▶ _Stated goal_: Sift the listing for lines that hold the string "param" and pull them out.

________________________

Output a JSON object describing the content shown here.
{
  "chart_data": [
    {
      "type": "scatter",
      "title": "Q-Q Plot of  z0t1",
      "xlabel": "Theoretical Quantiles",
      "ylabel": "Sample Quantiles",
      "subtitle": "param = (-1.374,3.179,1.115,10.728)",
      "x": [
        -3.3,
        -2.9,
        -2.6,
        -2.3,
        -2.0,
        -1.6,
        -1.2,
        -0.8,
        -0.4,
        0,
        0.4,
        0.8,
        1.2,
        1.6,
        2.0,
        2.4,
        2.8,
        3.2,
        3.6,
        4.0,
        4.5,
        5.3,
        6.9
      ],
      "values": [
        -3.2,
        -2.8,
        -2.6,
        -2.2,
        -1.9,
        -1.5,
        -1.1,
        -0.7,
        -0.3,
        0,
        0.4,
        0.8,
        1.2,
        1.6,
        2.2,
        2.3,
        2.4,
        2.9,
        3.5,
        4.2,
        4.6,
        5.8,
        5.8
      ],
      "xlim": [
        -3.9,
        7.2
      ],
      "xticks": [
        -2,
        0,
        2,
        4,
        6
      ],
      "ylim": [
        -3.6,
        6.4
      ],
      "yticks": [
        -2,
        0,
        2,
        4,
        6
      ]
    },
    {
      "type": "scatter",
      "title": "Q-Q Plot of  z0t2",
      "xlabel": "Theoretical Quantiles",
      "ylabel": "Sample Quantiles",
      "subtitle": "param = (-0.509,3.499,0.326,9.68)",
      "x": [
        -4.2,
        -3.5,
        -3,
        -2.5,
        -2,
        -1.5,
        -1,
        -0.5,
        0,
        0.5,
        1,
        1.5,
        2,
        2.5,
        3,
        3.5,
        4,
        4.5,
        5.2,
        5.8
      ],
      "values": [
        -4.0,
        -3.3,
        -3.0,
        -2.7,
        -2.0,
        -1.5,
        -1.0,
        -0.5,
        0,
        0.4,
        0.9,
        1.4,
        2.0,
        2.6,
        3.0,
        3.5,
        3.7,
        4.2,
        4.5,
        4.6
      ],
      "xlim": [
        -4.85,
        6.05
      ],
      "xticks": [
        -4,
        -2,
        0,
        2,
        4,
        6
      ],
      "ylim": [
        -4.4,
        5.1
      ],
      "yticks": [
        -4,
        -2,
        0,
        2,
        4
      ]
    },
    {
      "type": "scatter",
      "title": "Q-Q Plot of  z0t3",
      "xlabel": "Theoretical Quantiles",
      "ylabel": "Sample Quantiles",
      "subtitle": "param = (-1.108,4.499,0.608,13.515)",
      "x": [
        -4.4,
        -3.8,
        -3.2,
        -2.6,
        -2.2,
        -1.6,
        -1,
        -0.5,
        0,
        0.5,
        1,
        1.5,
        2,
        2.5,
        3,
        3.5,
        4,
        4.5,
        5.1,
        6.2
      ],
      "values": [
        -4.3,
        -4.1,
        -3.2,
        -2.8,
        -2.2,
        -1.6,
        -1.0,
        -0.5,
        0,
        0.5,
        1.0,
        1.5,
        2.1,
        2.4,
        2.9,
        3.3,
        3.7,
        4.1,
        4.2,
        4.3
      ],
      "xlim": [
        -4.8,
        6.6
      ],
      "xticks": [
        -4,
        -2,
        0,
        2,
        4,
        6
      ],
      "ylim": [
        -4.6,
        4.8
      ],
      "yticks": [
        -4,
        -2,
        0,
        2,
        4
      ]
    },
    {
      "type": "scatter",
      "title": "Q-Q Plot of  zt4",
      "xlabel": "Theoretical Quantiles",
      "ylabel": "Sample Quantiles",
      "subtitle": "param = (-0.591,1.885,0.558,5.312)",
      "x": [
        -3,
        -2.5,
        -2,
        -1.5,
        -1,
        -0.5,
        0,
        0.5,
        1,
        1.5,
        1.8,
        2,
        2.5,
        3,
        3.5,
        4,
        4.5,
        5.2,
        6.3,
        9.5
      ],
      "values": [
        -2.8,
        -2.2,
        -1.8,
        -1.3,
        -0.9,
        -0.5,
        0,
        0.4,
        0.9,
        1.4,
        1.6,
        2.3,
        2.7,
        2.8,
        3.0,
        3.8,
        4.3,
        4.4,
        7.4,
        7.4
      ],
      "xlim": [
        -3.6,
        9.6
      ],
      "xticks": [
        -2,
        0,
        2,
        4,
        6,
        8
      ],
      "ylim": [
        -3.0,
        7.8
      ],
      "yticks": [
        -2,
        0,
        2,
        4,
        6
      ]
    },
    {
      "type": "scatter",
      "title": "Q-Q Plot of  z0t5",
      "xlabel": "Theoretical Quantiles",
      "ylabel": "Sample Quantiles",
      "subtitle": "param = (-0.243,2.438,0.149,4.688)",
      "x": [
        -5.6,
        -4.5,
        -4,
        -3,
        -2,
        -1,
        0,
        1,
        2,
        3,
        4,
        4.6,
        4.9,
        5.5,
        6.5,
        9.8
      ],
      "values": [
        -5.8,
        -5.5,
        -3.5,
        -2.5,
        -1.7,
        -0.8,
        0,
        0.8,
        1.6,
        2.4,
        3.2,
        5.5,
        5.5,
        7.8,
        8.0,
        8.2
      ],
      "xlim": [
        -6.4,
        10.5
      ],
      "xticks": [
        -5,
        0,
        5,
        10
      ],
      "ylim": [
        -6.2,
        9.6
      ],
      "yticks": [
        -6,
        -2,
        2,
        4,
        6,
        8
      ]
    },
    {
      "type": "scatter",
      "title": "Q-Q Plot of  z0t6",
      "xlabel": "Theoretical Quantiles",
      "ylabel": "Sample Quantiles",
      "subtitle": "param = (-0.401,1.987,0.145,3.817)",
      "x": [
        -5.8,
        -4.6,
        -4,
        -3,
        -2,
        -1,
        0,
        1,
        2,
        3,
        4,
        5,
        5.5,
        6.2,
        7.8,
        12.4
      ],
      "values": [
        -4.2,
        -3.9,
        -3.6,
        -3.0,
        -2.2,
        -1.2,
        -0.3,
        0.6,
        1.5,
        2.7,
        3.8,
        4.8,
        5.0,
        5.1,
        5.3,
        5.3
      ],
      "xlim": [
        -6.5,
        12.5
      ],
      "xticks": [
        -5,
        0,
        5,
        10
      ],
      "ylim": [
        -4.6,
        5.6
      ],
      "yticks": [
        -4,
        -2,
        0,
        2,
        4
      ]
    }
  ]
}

________________________

▶ _Result of this exercise_:
      "subtitle": "param = (-1.374,3.179,1.115,10.728)",
      "subtitle": "param = (-0.509,3.499,0.326,9.68)",
      "subtitle": "param = (-1.108,4.499,0.608,13.515)",
      "subtitle": "param = (-0.591,1.885,0.558,5.312)",
      "subtitle": "param = (-0.243,2.438,0.149,4.688)",
      "subtitle": "param = (-0.401,1.987,0.145,3.817)",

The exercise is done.